Given request: Return the full material exactly.

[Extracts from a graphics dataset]
--
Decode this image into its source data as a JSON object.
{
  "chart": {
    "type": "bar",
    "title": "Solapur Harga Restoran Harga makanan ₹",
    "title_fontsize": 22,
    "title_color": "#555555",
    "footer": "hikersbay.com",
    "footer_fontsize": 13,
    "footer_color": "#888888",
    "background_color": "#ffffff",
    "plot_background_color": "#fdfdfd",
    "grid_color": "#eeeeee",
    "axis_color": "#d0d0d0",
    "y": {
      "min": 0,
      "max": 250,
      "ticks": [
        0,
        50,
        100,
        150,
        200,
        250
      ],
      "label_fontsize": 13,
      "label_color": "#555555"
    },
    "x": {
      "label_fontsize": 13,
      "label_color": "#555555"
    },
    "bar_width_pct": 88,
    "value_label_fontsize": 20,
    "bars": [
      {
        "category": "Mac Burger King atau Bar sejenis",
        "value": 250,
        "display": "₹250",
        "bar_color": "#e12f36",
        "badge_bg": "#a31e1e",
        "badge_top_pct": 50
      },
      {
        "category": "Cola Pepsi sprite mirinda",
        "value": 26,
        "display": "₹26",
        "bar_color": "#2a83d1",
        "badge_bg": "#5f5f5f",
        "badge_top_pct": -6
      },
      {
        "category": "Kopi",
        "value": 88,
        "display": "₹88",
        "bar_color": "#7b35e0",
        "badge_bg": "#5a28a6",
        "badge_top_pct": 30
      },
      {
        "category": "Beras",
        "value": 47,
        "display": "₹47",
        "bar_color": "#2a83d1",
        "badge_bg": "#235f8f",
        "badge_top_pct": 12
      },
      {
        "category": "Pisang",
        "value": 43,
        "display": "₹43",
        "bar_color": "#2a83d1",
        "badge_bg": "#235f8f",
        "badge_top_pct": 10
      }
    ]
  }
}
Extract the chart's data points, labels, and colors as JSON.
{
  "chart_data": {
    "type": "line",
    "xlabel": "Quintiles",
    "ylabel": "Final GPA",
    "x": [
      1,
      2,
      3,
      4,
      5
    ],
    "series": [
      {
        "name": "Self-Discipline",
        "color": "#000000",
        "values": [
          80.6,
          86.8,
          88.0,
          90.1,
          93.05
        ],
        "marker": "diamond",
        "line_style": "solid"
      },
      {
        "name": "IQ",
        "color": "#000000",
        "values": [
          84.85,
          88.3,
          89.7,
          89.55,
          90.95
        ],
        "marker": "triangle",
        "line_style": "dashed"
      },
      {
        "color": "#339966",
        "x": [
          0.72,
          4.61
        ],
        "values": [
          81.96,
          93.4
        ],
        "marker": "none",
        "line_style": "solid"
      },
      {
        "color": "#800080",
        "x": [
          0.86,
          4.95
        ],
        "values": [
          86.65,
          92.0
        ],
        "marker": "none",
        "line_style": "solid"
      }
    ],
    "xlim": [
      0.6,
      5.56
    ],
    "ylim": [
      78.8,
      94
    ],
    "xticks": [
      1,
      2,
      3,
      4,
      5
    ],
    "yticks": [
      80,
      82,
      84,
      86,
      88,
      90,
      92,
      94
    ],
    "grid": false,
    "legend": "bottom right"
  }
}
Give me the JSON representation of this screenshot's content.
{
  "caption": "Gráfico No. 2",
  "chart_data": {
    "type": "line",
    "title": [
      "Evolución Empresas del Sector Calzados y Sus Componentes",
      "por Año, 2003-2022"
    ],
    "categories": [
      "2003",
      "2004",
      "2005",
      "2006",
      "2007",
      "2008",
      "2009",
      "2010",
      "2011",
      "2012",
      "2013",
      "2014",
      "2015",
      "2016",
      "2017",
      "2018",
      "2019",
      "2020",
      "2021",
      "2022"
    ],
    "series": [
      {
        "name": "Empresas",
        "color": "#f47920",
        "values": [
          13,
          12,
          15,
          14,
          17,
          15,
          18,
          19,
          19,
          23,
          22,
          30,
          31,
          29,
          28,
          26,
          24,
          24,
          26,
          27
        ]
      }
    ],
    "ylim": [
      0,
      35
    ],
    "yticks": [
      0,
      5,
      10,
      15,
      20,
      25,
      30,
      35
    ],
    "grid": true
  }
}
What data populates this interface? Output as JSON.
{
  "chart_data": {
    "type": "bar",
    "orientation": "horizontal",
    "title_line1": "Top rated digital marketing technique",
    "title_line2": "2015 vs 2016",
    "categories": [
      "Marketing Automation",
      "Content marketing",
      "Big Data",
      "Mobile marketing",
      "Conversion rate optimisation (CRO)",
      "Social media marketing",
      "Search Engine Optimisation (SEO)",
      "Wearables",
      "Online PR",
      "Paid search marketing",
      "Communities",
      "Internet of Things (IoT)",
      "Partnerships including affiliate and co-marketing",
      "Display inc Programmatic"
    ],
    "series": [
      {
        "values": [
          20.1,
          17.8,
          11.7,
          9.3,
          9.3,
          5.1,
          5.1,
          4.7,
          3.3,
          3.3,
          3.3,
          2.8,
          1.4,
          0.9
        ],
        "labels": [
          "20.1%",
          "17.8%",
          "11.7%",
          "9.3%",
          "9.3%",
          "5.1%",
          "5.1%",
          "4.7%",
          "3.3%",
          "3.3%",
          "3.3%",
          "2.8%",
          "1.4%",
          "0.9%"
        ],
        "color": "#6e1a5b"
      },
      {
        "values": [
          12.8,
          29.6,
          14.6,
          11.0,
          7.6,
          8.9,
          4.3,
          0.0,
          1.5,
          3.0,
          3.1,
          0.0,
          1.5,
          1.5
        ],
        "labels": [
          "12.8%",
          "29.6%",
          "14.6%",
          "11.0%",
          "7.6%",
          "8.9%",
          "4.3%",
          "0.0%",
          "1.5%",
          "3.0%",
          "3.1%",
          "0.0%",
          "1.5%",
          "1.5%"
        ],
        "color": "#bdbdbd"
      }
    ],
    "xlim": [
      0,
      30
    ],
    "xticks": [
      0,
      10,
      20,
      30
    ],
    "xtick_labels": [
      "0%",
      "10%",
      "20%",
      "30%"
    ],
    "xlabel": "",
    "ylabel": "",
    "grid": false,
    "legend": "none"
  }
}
--
Problem solution:
Decode this image into its source data as a JSON object.
{
  "chart": {
    "type": "bar",
    "title": "Solapur Harga Restoran Harga makanan ₹",
    "title_fontsize": 22,
    "title_color": "#555555",
    "footer": "hikersbay.com",
    "footer_fontsize": 13,
    "footer_color": "#888888",
    "background_color": "#ffffff",
    "plot_background_color": "#fdfdfd",
    "grid_color": "#eeeeee",
    "axis_color": "#d0d0d0",
    "y": {
      "min": 0,
      "max": 250,
      "ticks": [
        0,
        50,
        100,
        150,
        200,
        250
      ],
      "label_fontsize": 13,
      "label_color": "#555555"
    },
    "x": {
      "label_fontsize": 13,
      "label_color": "#555555"
    },
    "bar_width_pct": 88,
    "value_label_fontsize": 20,
    "bars": [
      {
        "category": "Mac Burger King atau Bar sejenis",
        "value": 250,
        "display": "₹250",
        "bar_color": "#e12f36",
        "badge_bg": "#a31e1e",
        "badge_top_pct": 50
      },
      {
        "category": "Cola Pepsi sprite mirinda",
        "value": 26,
        "display": "₹26",
        "bar_color": "#2a83d1",
        "badge_bg": "#5f5f5f",
        "badge_top_pct": -6
      },
      {
        "category": "Kopi",
        "value": 88,
        "display": "₹88",
        "bar_color": "#7b35e0",
        "badge_bg": "#5a28a6",
        "badge_top_pct": 30
      },
      {
        "category": "Beras",
        "value": 47,
        "display": "₹47",
        "bar_color": "#2a83d1",
        "badge_bg": "#235f8f",
        "badge_top_pct": 12
      },
      {
        "category": "Pisang",
        "value": 43,
        "display": "₹43",
        "bar_color": "#2a83d1",
        "badge_bg": "#235f8f",
        "badge_top_pct": 10
      }
    ]
  }
}
Extract the chart's data points, labels, and colors as JSON.
{
  "chart_data": {
    "type": "line",
    "xlabel": "Quintiles",
    "ylabel": "Final GPA",
    "x": [
      1,
      2,
      3,
      4,
      5
    ],
    "series": [
      {
        "name": "Self-Discipline",
        "color": "#000000",
        "values": [
          80.6,
          86.8,
          88.0,
          90.1,
          93.05
        ],
        "marker": "diamond",
        "line_style": "solid"
      },
      {
        "name": "IQ",
        "color": "#000000",
        "values": [
          84.85,
          88.3,
          89.7,
          89.55,
          90.95
        ],
        "marker": "triangle",
        "line_style": "dashed"
      },
      {
        "color": "#339966",
        "x": [
          0.72,
          4.61
        ],
        "values": [
          81.96,
          93.4
        ],
        "marker": "none",
        "line_style": "solid"
      },
      {
        "color": "#800080",
        "x": [
          0.86,
          4.95
        ],
        "values": [
          86.65,
          92.0
        ],
        "marker": "none",
        "line_style": "solid"
      }
    ],
    "xlim": [
      0.6,
      5.56
    ],
    "ylim": [
      78.8,
      94
    ],
    "xticks": [
      1,
      2,
      3,
      4,
      5
    ],
    "yticks": [
      80,
      82,
      84,
      86,
      88,
      90,
      92,
      94
    ],
    "grid": false,
    "legend": "bottom right"
  }
}
Give me the JSON representation of this screenshot's content.
{
  "caption": "Gráfico No. 2",
  "chart_data": {
    "type": "line",
    "title": [
      "Evolución Empresas del Sector Calzados y Sus Componentes",
      "por Año, 2003-2022"
    ],
    "categories": [
      "2003",
      "2004",
      "2005",
      "2006",
      "2007",
      "2008",
      "2009",
      "2010",
      "2011",
      "2012",
      "2013",
      "2014",
      "2015",
      "2016",
      "2017",
      "2018",
      "2019",
      "2020",
      "2021",
      "2022"
    ],
    "series": [
      {
        "name": "Empresas",
        "color": "#f47920",
        "values": [
          13,
          12,
          15,
          14,
          17,
          15,
          18,
          19,
          19,
          23,
          22,
          30,
          31,
          29,
          28,
          26,
          24,
          24,
          26,
          27
        ]
      }
    ],
    "ylim": [
      0,
      35
    ],
    "yticks": [
      0,
      5,
      10,
      15,
      20,
      25,
      30,
      35
    ],
    "grid": true
  }
}
What data populates this interface? Output as JSON.
{
  "chart_data": {
    "type": "bar",
    "orientation": "horizontal",
    "title_line1": "Top rated digital marketing technique",
    "title_line2": "2015 vs 2016",
    "categories": [
      "Marketing Automation",
      "Content marketing",
      "Big Data",
      "Mobile marketing",
      "Conversion rate optimisation (CRO)",
      "Social media marketing",
      "Search Engine Optimisation (SEO)",
      "Wearables",
      "Online PR",
      "Paid search marketing",
      "Communities",
      "Internet of Things (IoT)",
      "Partnerships including affiliate and co-marketing",
      "Display inc Programmatic"
    ],
    "series": [
      {
        "values": [
          20.1,
          17.8,
          11.7,
          9.3,
          9.3,
          5.1,
          5.1,
          4.7,
          3.3,
          3.3,
          3.3,
          2.8,
          1.4,
          0.9
        ],
        "labels": [
          "20.1%",
          "17.8%",
          "11.7%",
          "9.3%",
          "9.3%",
          "5.1%",
          "5.1%",
          "4.7%",
          "3.3%",
          "3.3%",
          "3.3%",
          "2.8%",
          "1.4%",
          "0.9%"
        ],
        "color": "#6e1a5b"
      },
      {
        "values": [
          12.8,
          29.6,
          14.6,
          11.0,
          7.6,
          8.9,
          4.3,
          0.0,
          1.5,
          3.0,
          3.1,
          0.0,
          1.5,
          1.5
        ],
        "labels": [
          "12.8%",
          "29.6%",
          "14.6%",
          "11.0%",
          "7.6%",
          "8.9%",
          "4.3%",
          "0.0%",
          "1.5%",
          "3.0%",
          "3.1%",
          "0.0%",
          "1.5%",
          "1.5%"
        ],
        "color": "#bdbdbd"
      }
    ],
    "xlim": [
      0,
      30
    ],
    "xticks": [
      0,
      10,
      20,
      30
    ],
    "xtick_labels": [
      "0%",
      "10%",
      "20%",
      "30%"
    ],
    "xlabel": "",
    "ylabel": "",
    "grid": false,
    "legend": "none"
  }
}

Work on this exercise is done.